— PROBLEM TO WORK ON —
Repeat the records below exactly.
↓
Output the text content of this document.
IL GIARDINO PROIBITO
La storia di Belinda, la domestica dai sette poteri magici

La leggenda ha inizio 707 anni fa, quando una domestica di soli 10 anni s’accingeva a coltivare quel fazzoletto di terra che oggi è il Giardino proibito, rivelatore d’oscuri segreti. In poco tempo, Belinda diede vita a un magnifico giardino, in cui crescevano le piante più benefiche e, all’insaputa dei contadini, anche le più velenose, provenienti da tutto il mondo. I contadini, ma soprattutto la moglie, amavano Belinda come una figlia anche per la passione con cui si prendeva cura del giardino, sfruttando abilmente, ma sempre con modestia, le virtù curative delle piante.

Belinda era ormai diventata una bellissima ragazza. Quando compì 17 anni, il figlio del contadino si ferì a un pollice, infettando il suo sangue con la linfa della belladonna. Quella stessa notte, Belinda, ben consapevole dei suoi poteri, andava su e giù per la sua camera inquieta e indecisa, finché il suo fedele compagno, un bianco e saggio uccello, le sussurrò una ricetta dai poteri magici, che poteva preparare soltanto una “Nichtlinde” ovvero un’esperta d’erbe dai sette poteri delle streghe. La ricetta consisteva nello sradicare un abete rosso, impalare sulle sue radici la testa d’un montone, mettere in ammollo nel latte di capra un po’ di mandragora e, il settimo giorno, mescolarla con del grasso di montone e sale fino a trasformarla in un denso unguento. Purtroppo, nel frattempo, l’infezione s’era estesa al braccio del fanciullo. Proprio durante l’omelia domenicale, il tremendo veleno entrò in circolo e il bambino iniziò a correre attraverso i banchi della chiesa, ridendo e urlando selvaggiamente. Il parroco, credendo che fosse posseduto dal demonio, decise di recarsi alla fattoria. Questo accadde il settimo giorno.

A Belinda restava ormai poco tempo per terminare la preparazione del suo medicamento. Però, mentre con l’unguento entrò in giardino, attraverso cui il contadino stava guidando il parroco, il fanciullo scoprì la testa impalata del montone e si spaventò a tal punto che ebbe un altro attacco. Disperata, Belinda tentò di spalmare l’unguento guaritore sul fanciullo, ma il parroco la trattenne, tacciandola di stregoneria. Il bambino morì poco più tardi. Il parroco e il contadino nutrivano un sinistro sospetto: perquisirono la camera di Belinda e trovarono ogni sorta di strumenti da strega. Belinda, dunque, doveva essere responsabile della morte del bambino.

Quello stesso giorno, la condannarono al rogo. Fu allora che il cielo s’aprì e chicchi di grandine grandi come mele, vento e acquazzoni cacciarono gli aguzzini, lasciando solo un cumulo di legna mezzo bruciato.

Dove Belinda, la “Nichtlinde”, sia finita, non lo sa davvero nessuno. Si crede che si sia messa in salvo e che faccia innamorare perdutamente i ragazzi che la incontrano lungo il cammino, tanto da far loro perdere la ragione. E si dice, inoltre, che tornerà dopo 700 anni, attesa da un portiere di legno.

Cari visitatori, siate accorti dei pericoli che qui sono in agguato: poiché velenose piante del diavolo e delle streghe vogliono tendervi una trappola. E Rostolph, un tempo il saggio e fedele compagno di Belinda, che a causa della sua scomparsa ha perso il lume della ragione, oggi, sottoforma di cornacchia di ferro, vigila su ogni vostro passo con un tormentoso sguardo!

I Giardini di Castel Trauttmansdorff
↑
— RESPONSE —
Output the text content of this document.
IL GIARDINO PROIBITO
La storia di Belinda, la domestica dai sette poteri magici

La leggenda ha inizio 707 anni fa, quando una domestica di soli 10 anni s’accingeva a coltivare quel fazzoletto di terra che oggi è il Giardino proibito, rivelatore d’oscuri segreti. In poco tempo, Belinda diede vita a un magnifico giardino, in cui crescevano le piante più benefiche e, all’insaputa dei contadini, anche le più velenose, provenienti da tutto il mondo. I contadini, ma soprattutto la moglie, amavano Belinda come una figlia anche per la passione con cui si prendeva cura del giardino, sfruttando abilmente, ma sempre con modestia, le virtù curative delle piante.

Belinda era ormai diventata una bellissima ragazza. Quando compì 17 anni, il figlio del contadino si ferì a un pollice, infettando il suo sangue con la linfa della belladonna. Quella stessa notte, Belinda, ben consapevole dei suoi poteri, andava su e giù per la sua camera inquieta e indecisa, finché il suo fedele compagno, un bianco e saggio uccello, le sussurrò una ricetta dai poteri magici, che poteva preparare soltanto una “Nichtlinde” ovvero un’esperta d’erbe dai sette poteri delle streghe. La ricetta consisteva nello sradicare un abete rosso, impalare sulle sue radici la testa d’un montone, mettere in ammollo nel latte di capra un po’ di mandragora e, il settimo giorno, mescolarla con del grasso di montone e sale fino a trasformarla in un denso unguento. Purtroppo, nel frattempo, l’infezione s’era estesa al braccio del fanciullo. Proprio durante l’omelia domenicale, il tremendo veleno entrò in circolo e il bambino iniziò a correre attraverso i banchi della chiesa, ridendo e urlando selvaggiamente. Il parroco, credendo che fosse posseduto dal demonio, decise di recarsi alla fattoria. Questo accadde il settimo giorno.

A Belinda restava ormai poco tempo per terminare la preparazione del suo medicamento. Però, mentre con l’unguento entrò in giardino, attraverso cui il contadino stava guidando il parroco, il fanciullo scoprì la testa impalata del montone e si spaventò a tal punto che ebbe un altro attacco. Disperata, Belinda tentò di spalmare l’unguento guaritore sul fanciullo, ma il parroco la trattenne, tacciandola di stregoneria. Il bambino morì poco più tardi. Il parroco e il contadino nutrivano un sinistro sospetto: perquisirono la camera di Belinda e trovarono ogni sorta di strumenti da strega. Belinda, dunque, doveva essere responsabile della morte del bambino.

Quello stesso giorno, la condannarono al rogo. Fu allora che il cielo s’aprì e chicchi di grandine grandi come mele, vento e acquazzoni cacciarono gli aguzzini, lasciando solo un cumulo di legna mezzo bruciato.

Dove Belinda, la “Nichtlinde”, sia finita, non lo sa davvero nessuno. Si crede che si sia messa in salvo e che faccia innamorare perdutamente i ragazzi che la incontrano lungo il cammino, tanto da far loro perdere la ragione. E si dice, inoltre, che tornerà dopo 700 anni, attesa da un portiere di legno.

Cari visitatori, siate accorti dei pericoli che qui sono in agguato: poiché velenose piante del diavolo e delle streghe vogliono tendervi una trappola. E Rostolph, un tempo il saggio e fedele compagno di Belinda, che a causa della sua scomparsa ha perso il lume della ragione, oggi, sottoforma di cornacchia di ferro, vigila su ogni vostro passo con un tormentoso sguardo!

I Giardini di Castel Trauttmansdorff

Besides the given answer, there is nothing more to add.